EXTRACTED RECORDS -
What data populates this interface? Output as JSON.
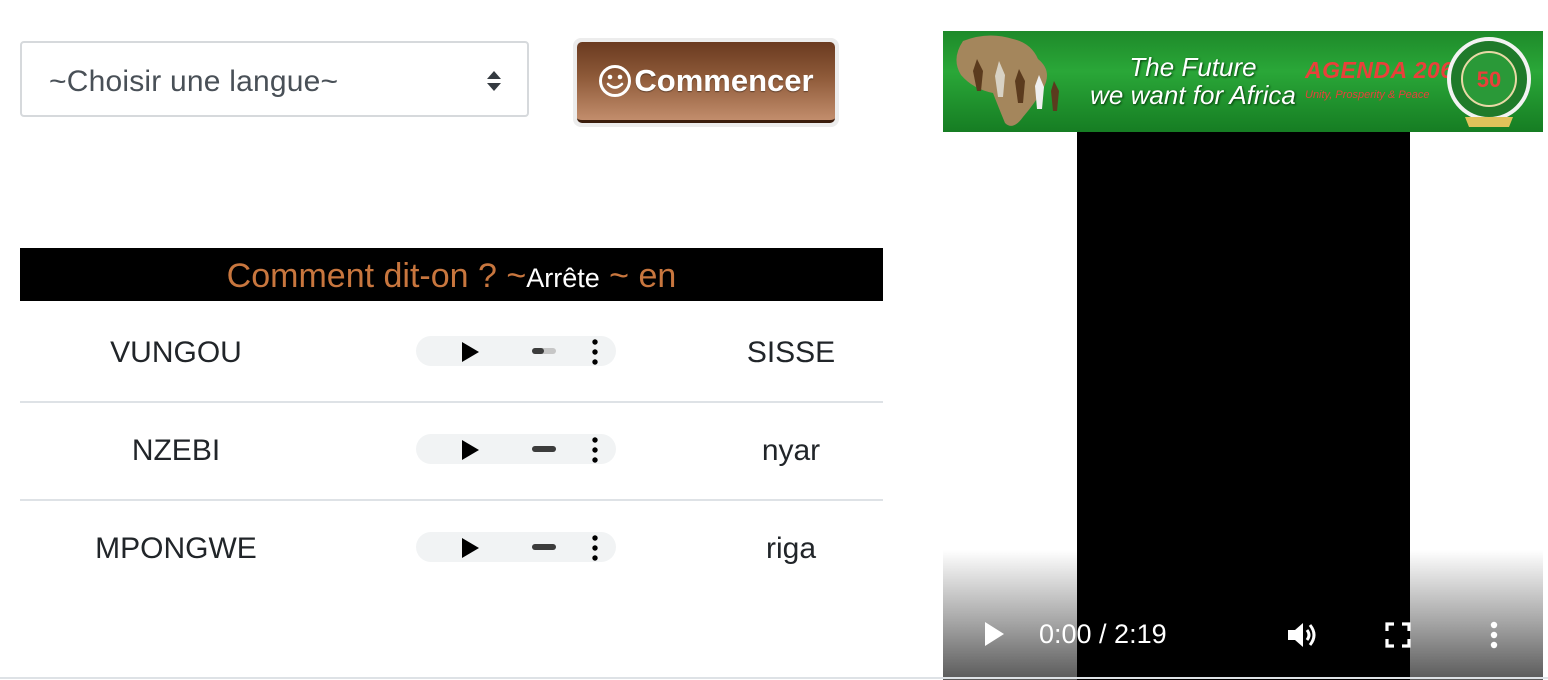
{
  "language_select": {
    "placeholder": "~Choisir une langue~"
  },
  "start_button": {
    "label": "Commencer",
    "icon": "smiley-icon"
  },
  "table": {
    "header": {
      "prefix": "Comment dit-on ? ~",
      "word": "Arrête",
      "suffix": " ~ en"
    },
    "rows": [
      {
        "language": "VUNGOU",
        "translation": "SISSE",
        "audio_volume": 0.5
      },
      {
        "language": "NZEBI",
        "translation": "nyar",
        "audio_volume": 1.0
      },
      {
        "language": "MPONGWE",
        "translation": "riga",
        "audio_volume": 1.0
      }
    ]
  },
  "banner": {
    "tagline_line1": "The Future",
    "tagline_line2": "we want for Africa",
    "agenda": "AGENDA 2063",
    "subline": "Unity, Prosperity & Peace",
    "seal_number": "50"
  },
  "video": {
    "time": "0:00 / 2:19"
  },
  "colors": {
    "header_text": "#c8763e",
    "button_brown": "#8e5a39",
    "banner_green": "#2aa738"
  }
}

EXERCISE INSTRUCTIONS - Repeat the material above word for word, please, apart from its images.

TASK RESULT -
What data populates this interface? Output as JSON.
{
  "language_select": {
    "placeholder": "~Choisir une langue~"
  },
  "start_button": {
    "label": "Commencer",
    "icon": "smiley-icon"
  },
  "table": {
    "header": {
      "prefix": "Comment dit-on ? ~",
      "word": "Arrête",
      "suffix": " ~ en"
    },
    "rows": [
      {
        "language": "VUNGOU",
        "translation": "SISSE",
        "audio_volume": 0.5
      },
      {
        "language": "NZEBI",
        "translation": "nyar",
        "audio_volume": 1.0
      },
      {
        "language": "MPONGWE",
        "translation": "riga",
        "audio_volume": 1.0
      }
    ]
  },
  "banner": {
    "tagline_line1": "The Future",
    "tagline_line2": "we want for Africa",
    "agenda": "AGENDA 2063",
    "subline": "Unity, Prosperity & Peace",
    "seal_number": "50"
  },
  "video": {
    "time": "0:00 / 2:19"
  },
  "colors": {
    "header_text": "#c8763e",
    "button_brown": "#8e5a39",
    "banner_green": "#2aa738"
  }
}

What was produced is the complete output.